### GOAL
Write the data below out exactly as it stands. Do not include the pictures.

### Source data
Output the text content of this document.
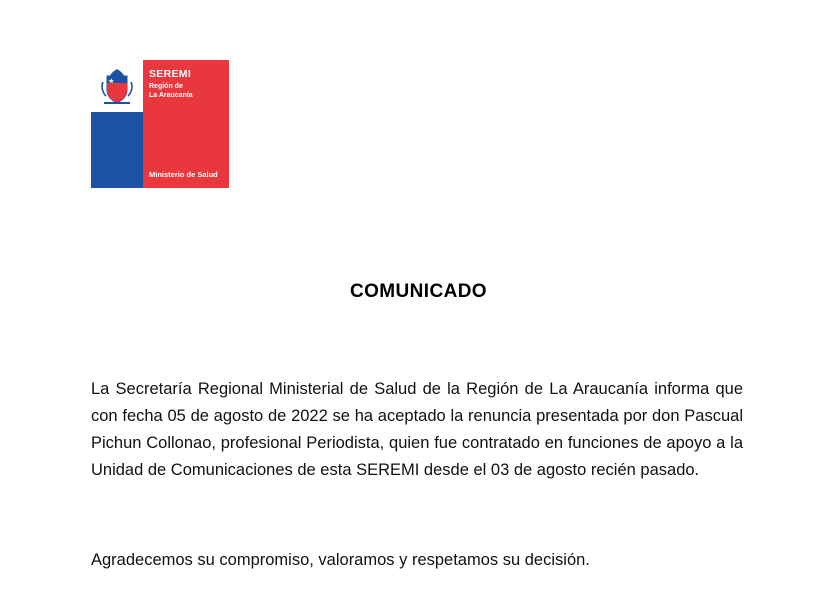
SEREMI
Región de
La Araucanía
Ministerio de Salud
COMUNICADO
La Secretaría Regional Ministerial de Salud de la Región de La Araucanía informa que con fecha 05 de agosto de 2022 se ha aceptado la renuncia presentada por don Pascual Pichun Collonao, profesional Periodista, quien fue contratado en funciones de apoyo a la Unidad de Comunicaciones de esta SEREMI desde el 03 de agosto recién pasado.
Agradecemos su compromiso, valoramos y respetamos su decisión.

### SOLUTION FOR THIS TASK
Output the text content of this document.
SEREMI
Región de
La Araucanía
Ministerio de Salud
COMUNICADO
La Secretaría Regional Ministerial de Salud de la Región de La Araucanía informa que con fecha 05 de agosto de 2022 se ha aceptado la renuncia presentada por don Pascual Pichun Collonao, profesional Periodista, quien fue contratado en funciones de apoyo a la Unidad de Comunicaciones de esta SEREMI desde el 03 de agosto recién pasado.
Agradecemos su compromiso, valoramos y respetamos su decisión.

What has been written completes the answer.